▶ **Aim of the exercise**
List each line of the data that holds the string "detected", please.

Collected data entries:
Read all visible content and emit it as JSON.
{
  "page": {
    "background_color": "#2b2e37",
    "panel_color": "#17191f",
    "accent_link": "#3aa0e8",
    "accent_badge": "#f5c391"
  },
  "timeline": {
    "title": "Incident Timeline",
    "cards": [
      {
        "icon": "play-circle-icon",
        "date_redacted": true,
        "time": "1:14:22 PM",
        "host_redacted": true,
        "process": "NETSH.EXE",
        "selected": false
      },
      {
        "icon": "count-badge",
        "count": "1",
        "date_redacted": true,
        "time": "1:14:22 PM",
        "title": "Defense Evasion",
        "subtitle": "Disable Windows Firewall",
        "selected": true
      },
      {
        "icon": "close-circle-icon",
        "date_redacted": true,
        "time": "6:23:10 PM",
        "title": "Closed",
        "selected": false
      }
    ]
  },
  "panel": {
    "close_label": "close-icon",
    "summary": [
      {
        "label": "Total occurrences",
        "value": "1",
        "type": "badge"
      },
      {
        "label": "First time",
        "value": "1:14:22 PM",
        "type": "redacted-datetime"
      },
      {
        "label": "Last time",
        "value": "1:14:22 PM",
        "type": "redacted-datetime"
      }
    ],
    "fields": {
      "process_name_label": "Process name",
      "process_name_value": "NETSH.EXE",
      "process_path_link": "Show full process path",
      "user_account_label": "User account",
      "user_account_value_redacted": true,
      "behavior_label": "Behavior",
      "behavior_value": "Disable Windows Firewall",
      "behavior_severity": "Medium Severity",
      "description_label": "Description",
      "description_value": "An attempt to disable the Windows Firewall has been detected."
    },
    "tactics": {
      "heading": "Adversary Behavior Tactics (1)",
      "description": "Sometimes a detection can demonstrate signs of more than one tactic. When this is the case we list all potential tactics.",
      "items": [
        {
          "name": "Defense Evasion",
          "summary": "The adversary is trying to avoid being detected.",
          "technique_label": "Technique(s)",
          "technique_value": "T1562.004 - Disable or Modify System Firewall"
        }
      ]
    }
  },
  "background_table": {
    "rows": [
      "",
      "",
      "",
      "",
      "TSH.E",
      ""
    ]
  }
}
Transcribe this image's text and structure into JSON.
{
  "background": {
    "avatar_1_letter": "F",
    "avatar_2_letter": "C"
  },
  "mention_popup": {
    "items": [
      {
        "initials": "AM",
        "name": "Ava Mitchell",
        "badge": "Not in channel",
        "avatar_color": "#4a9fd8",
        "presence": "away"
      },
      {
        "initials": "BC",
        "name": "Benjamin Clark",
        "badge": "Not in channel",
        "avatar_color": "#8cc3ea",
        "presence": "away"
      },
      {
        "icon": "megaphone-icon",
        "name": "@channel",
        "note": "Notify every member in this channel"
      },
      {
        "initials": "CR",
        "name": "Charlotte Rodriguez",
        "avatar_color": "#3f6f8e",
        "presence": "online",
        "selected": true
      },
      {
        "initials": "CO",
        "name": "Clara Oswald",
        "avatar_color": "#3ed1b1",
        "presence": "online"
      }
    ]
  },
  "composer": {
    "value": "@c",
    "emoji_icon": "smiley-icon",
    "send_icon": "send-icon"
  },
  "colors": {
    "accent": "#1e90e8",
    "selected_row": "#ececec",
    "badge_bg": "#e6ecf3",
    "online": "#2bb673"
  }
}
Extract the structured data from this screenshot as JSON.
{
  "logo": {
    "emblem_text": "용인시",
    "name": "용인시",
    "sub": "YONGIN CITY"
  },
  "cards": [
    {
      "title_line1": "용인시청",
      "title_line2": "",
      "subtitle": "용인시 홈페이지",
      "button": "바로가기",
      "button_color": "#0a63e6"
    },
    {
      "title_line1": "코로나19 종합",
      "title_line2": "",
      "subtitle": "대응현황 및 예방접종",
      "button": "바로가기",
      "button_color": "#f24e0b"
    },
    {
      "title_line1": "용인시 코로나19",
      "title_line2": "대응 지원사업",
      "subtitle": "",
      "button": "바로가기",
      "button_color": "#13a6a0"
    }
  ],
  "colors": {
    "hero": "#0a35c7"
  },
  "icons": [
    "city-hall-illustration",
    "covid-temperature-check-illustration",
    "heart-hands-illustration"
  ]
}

▶ **Answer to the task**
      "description_value": "An attempt to disable the Windows Firewall has been detected."
          "summary": "The adversary is trying to avoid being detected.",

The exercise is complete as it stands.